- CHALLENGE:
Restate the material word for word and leave out anything that is a picture.

Records:
-=-=-=-=-

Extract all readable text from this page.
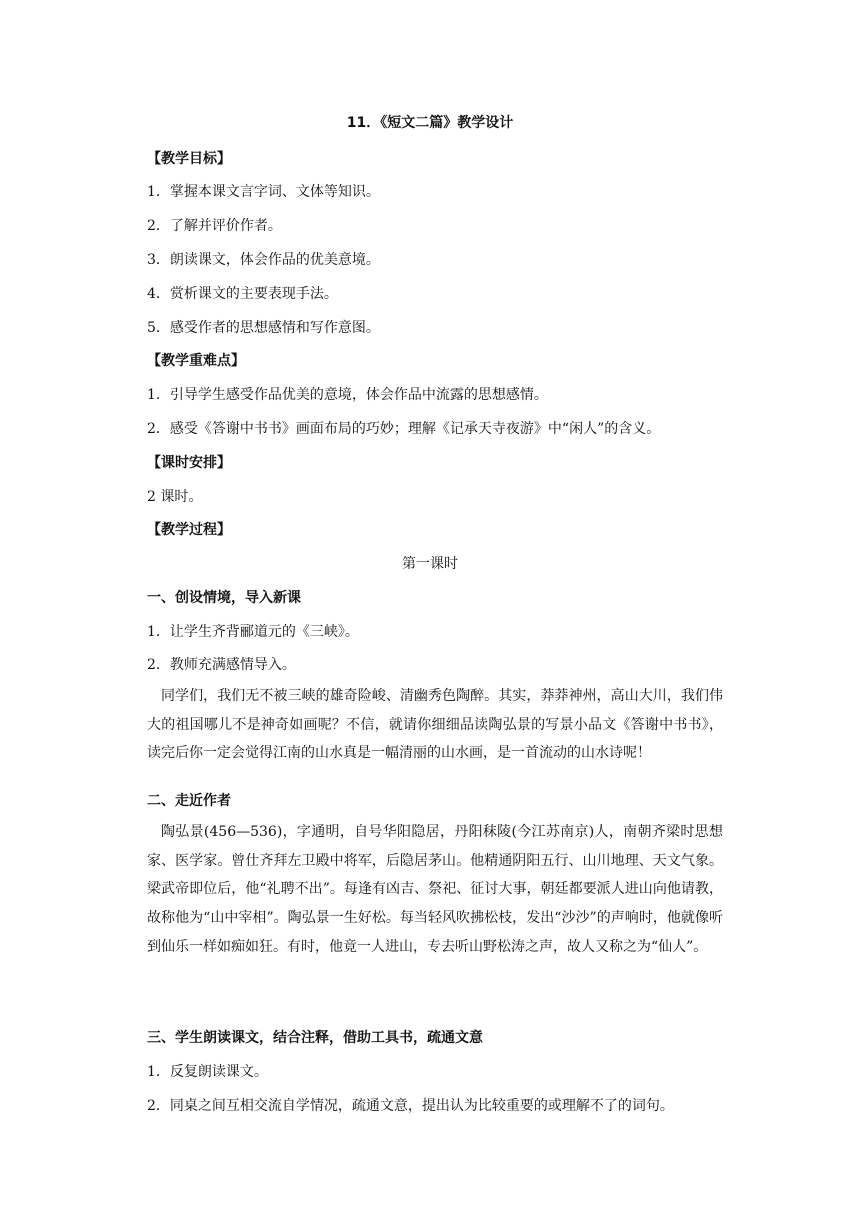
11．《短文二篇》教学设计
【教学目标】
1．掌握本课文言字词、文体等知识。
2．了解并评价作者。
3．朗读课文，体会作品的优美意境。
4．赏析课文的主要表现手法。
5．感受作者的思想感情和写作意图。
【教学重难点】
1．引导学生感受作品优美的意境，体会作品中流露的思想感情。
2．感受《答谢中书书》画面布局的巧妙；理解《记承天寺夜游》中“闲人”的含义。
【课时安排】
2 课时。
【教学过程】
第一课时
一、创设情境，导入新课
1．让学生齐背郦道元的《三峡》。
2．教师充满感情导入。
同学们，我们无不被三峡的雄奇险峻、清幽秀色陶醉。其实，莽莽神州，高山大川，我们伟大的祖国哪儿不是神奇如画呢？不信，就请你细细品读陶弘景的写景小品文《答谢中书书》，读完后你一定会觉得江南的山水真是一幅清丽的山水画，是一首流动的山水诗呢！
二、走近作者
陶弘景(456—536)，字通明，自号华阳隐居，丹阳秣陵(今江苏南京)人，南朝齐梁时思想家、医学家。曾仕齐拜左卫殿中将军，后隐居茅山。他精通阴阳五行、山川地理、天文气象。梁武帝即位后，他“礼聘不出”。每逢有凶吉、祭祀、征讨大事，朝廷都要派人进山向他请教，故称他为“山中宰相”。陶弘景一生好松。每当轻风吹拂松枝，发出“沙沙”的声响时，他就像听到仙乐一样如痴如狂。有时，他竟一人进山，专去听山野松涛之声，故人又称之为“仙人”。
三、学生朗读课文，结合注释，借助工具书，疏通文意
1．反复朗读课文。
2．同桌之间互相交流自学情况，疏通文意，提出认为比较重要的或理解不了的词句。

-=-=-=-=-

- EXERCISE OUTPUT:
Extract all readable text from this page.
11．《短文二篇》教学设计
【教学目标】
1．掌握本课文言字词、文体等知识。
2．了解并评价作者。
3．朗读课文，体会作品的优美意境。
4．赏析课文的主要表现手法。
5．感受作者的思想感情和写作意图。
【教学重难点】
1．引导学生感受作品优美的意境，体会作品中流露的思想感情。
2．感受《答谢中书书》画面布局的巧妙；理解《记承天寺夜游》中“闲人”的含义。
【课时安排】
2 课时。
【教学过程】
第一课时
一、创设情境，导入新课
1．让学生齐背郦道元的《三峡》。
2．教师充满感情导入。
同学们，我们无不被三峡的雄奇险峻、清幽秀色陶醉。其实，莽莽神州，高山大川，我们伟大的祖国哪儿不是神奇如画呢？不信，就请你细细品读陶弘景的写景小品文《答谢中书书》，读完后你一定会觉得江南的山水真是一幅清丽的山水画，是一首流动的山水诗呢！
二、走近作者
陶弘景(456—536)，字通明，自号华阳隐居，丹阳秣陵(今江苏南京)人，南朝齐梁时思想家、医学家。曾仕齐拜左卫殿中将军，后隐居茅山。他精通阴阳五行、山川地理、天文气象。梁武帝即位后，他“礼聘不出”。每逢有凶吉、祭祀、征讨大事，朝廷都要派人进山向他请教，故称他为“山中宰相”。陶弘景一生好松。每当轻风吹拂松枝，发出“沙沙”的声响时，他就像听到仙乐一样如痴如狂。有时，他竟一人进山，专去听山野松涛之声，故人又称之为“仙人”。
三、学生朗读课文，结合注释，借助工具书，疏通文意
1．反复朗读课文。
2．同桌之间互相交流自学情况，疏通文意，提出认为比较重要的或理解不了的词句。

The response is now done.